• [Description of the task] Within the records that follow, find every line containing the string "PILOT". Copy those lines.

• [Data supplied]
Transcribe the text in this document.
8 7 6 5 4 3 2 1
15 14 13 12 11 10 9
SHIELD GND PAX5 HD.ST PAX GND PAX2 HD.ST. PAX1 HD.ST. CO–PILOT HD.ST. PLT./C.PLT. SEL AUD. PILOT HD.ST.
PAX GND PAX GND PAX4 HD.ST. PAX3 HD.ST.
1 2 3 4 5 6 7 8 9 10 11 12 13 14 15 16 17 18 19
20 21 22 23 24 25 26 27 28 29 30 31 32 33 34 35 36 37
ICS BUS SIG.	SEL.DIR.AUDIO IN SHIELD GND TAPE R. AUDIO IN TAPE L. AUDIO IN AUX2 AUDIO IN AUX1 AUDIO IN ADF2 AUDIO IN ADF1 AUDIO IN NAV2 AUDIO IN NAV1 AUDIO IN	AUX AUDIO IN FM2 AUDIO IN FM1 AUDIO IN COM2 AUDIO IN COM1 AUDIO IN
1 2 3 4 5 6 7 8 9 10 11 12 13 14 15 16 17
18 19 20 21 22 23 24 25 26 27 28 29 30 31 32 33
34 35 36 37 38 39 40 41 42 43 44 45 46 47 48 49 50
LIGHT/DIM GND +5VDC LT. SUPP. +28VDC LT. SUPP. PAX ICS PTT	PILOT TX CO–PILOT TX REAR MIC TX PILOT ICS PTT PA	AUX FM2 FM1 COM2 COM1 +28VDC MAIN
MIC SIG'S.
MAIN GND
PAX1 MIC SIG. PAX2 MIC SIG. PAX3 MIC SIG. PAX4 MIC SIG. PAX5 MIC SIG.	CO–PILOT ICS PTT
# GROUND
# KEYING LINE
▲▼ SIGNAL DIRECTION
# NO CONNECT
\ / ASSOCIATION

• [Full solution]
SHIELD GND PAX5 HD.ST PAX GND PAX2 HD.ST. PAX1 HD.ST. CO–PILOT HD.ST. PLT./C.PLT. SEL AUD. PILOT HD.ST.
LIGHT/DIM GND +5VDC LT. SUPP. +28VDC LT. SUPP. PAX ICS PTT	PILOT TX CO–PILOT TX REAR MIC TX PILOT ICS PTT PA	AUX FM2 FM1 COM2 COM1 +28VDC MAIN
PAX1 MIC SIG. PAX2 MIC SIG. PAX3 MIC SIG. PAX4 MIC SIG. PAX5 MIC SIG.	CO–PILOT ICS PTT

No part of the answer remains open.